Evolution des emplois des entreprises actives ou non en R & D (1986-1993)


dans les pays de l’OCDE :

Source : OCDE (www.ocde.org)

 

 

 

            On observe donc qu’émerge une synergie « innovation – croissance – emploi » dans les secteurs de forte concentration des efforts en R & D, alors que la plupart des autres secteurs enregistrent une érosion de leur niveau de production.

Les secteurs de croissance sont ceux où l’intensité de recherche et développement est la plus forte. Autrement dit, la technologie a favorisé l’apparition de nouveaux domaines d’activité et de nouvelles possibilités d’emplois depuis le début des années quatre-vingt.

Il existe donc une corrélation entre intensité technologique (mesurée en terme de R & D) et les taux de croissance de la production et de la productivité. Les secteurs qui ne connaissent qu’un taux de croissance modéré sont en général caractérisés par une faible intensité technologique.

▸ DONNÉES FOURNIES

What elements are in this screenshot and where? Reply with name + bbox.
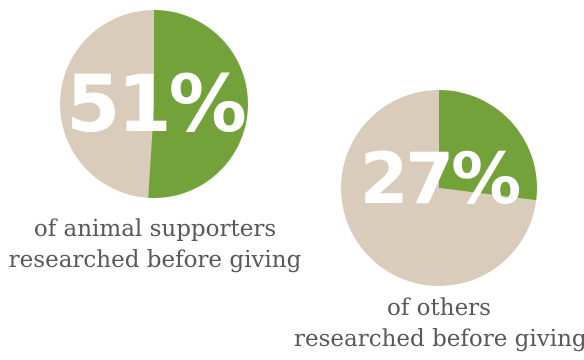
caption-2: of others researched before giving [294,293,584,355]
pie-chart-others: 27% [340,84,538,294]
percent-label-1: 51% [66,60,247,150]
percent-label-2: 27% [359,138,522,220]
pie-2-slice-2 [341,90,537,286]
pie-1-svg [60,10,249,198]
caption-2-line-2: researched before giving [294,326,584,352]
pie-chart-animal-supporters: 51% [60,0,250,210]
caption-2-line-1: of others [387,295,491,321]
pie-1-slice-1 [148,10,249,198]
pie-2-svg [341,90,537,286]
caption-1-line-2: researched before giving [8,247,302,273]
caption-1: of animal supporters researched before g… [0,214,310,276]
caption-1-line-1: of animal supporters [33,216,277,242]
pie-1-slice-2 [60,10,154,198]
pie-2-slice-1 [439,90,537,201]
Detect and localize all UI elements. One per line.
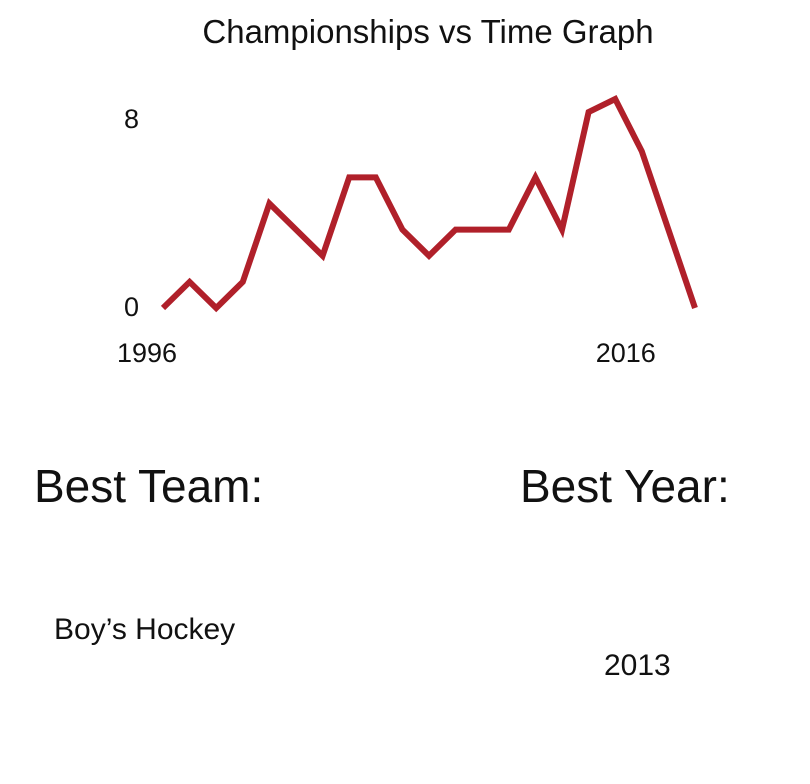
line-chart: 0 8 1996 2016 bbox=[117, 95, 698, 368]
chart-title: Championships vs Time Graph bbox=[202, 13, 654, 50]
x-tick-label: 2016 bbox=[596, 338, 656, 368]
best-team-value: Boy’s Hockey bbox=[54, 613, 236, 646]
y-tick-label: 0 bbox=[124, 292, 139, 322]
y-tick-label: 8 bbox=[124, 104, 139, 134]
best-team-heading: Best Team: bbox=[34, 460, 264, 512]
series-line bbox=[160, 95, 698, 313]
best-year-value: 2013 bbox=[604, 649, 671, 682]
best-year-heading: Best Year: bbox=[520, 460, 730, 512]
x-tick-label: 1996 bbox=[117, 338, 177, 368]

▸ VOS TÂCHES
A) Répondez à ces questions à partir de l'extrait proposé :
(i) Quels secteurs l'extrait désigne-t-il comme secteurs de croissance ?
(ii) Depuis quand la technologie a-t-elle favorisé l'apparition de nouveaux domaines d'activité ?
(iii) Par quoi les secteurs à croissance modérée sont-ils en général caractérisés ?
B) Indiquez si chacune de ces affirmations concorde avec l'extrait, en citant les mots qui le montrent :
(i) La plupart des autres secteurs connaissent une érosion de leur niveau de production.
(ii) L'intensité technologique y est mesurée par le nombre de brevets déposés.
(iii) La synergie « innovation – croissance – emploi » apparaît dans les secteurs où les efforts en R & D sont peu concentrés.
Les lignes n'ont aucun rapport avec l'extrait.

▸ RÉPONSES DANS L'ORDRE
A)
(i) Ce sont ceux où l'intensité de recherche et développement est la plus forte.
(ii) Depuis le début des années quatre-vingt.
(iii) Par une faible intensité technologique.

B)
(i) Oui : « la plupart des autres secteurs enregistrent une érosion de leur niveau de production ».
(ii) Non : « intensité technologique (mesurée en terme de R & D) ».
(iii) Non : « dans les secteurs de forte concentration des efforts en R & D ».